>>>
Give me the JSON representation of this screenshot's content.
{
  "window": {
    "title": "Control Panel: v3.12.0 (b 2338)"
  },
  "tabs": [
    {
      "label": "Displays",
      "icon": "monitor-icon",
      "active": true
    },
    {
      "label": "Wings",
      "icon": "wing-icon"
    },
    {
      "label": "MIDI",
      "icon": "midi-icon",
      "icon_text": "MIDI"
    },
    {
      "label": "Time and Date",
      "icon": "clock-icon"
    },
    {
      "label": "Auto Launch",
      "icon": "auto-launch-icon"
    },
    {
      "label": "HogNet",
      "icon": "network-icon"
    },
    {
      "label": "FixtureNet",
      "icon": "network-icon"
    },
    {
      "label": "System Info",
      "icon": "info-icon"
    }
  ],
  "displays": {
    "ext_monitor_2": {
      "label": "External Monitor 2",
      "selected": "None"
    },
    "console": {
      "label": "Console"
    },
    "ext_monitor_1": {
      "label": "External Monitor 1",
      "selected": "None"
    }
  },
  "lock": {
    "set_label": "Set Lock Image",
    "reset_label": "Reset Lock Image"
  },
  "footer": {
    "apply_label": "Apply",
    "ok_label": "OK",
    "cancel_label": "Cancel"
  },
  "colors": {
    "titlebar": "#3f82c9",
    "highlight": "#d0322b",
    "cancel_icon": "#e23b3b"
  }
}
<<<
Problem description :: The full set of records should be duplicated exactly.

Expected answer ::
Give me the JSON representation of this screenshot's content.
{
  "window": {
    "title": "Control Panel: v3.12.0 (b 2338)"
  },
  "tabs": [
    {
      "label": "Displays",
      "icon": "monitor-icon",
      "active": true
    },
    {
      "label": "Wings",
      "icon": "wing-icon"
    },
    {
      "label": "MIDI",
      "icon": "midi-icon",
      "icon_text": "MIDI"
    },
    {
      "label": "Time and Date",
      "icon": "clock-icon"
    },
    {
      "label": "Auto Launch",
      "icon": "auto-launch-icon"
    },
    {
      "label": "HogNet",
      "icon": "network-icon"
    },
    {
      "label": "FixtureNet",
      "icon": "network-icon"
    },
    {
      "label": "System Info",
      "icon": "info-icon"
    }
  ],
  "displays": {
    "ext_monitor_2": {
      "label": "External Monitor 2",
      "selected": "None"
    },
    "console": {
      "label": "Console"
    },
    "ext_monitor_1": {
      "label": "External Monitor 1",
      "selected": "None"
    }
  },
  "lock": {
    "set_label": "Set Lock Image",
    "reset_label": "Reset Lock Image"
  },
  "footer": {
    "apply_label": "Apply",
    "ok_label": "OK",
    "cancel_label": "Cancel"
  },
  "colors": {
    "titlebar": "#3f82c9",
    "highlight": "#d0322b",
    "cancel_icon": "#e23b3b"
  }
}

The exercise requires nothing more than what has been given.